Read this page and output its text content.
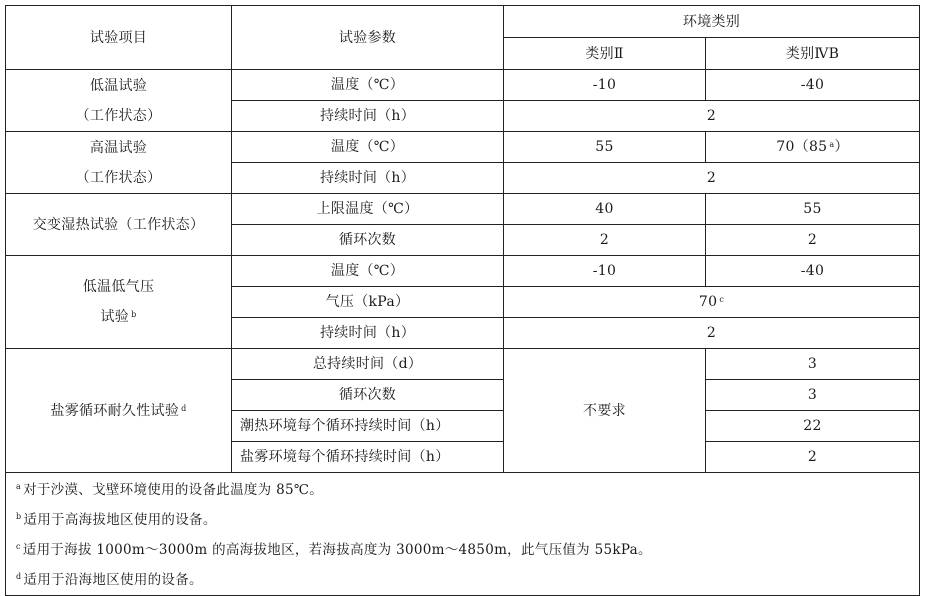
试验项目	试验参数	环境类别	
		类别Ⅱ	类别ⅣB

低温试验
（工作状态）	温度（℃）	-10	-40
	持续时间（h）	2	

高温试验
（工作状态）	温度（℃）	55	70（85 $^a$）
	持续时间（h）	2	
交变湿热试验（工作状态）	上限温度（℃）	40	55
	循环次数	2	2

低温低气压
试验 $^b$	温度（℃）	-10	-40
	气压（kPa）	70 $^c$
	持续时间（h）	2	
盐雾循环耐久性试验 $^d$	总持续时间（d）	不要求	3
	循环次数		3
	潮热环境每个循环持续时间（h）		22
	盐雾环境每个循环持续时间（h）		2

$^a$ 对于沙漠、戈壁环境使用的设备此温度为 85℃。
$^b$ 适用于高海拔地区使用的设备。
$^c$ 适用于海拔 1000m～3000m 的高海拔地区，若海拔高度为 3000m～4850m，此气压值为 55kPa。
$^d$ 适用于沿海地区使用的设备。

* * *

> _SHORT TASK_: Repeat every record precisely. Any picture among them stays out of the copy.

> _ANSWER BELOW_:
Read this page and output its text content.
试验项目	试验参数	环境类别	
		类别Ⅱ	类别ⅣB

低温试验
（工作状态）	温度（℃）	-10	-40
	持续时间（h）	2	

高温试验
（工作状态）	温度（℃）	55	70（85 $^a$）
	持续时间（h）	2	
交变湿热试验（工作状态）	上限温度（℃）	40	55
	循环次数	2	2

低温低气压
试验 $^b$	温度（℃）	-10	-40
	气压（kPa）	70 $^c$
	持续时间（h）	2	
盐雾循环耐久性试验 $^d$	总持续时间（d）	不要求	3
	循环次数		3
	潮热环境每个循环持续时间（h）		22
	盐雾环境每个循环持续时间（h）		2

$^a$ 对于沙漠、戈壁环境使用的设备此温度为 85℃。
$^b$ 适用于高海拔地区使用的设备。
$^c$ 适用于海拔 1000m～3000m 的高海拔地区，若海拔高度为 3000m～4850m，此气压值为 55kPa。
$^d$ 适用于沿海地区使用的设备。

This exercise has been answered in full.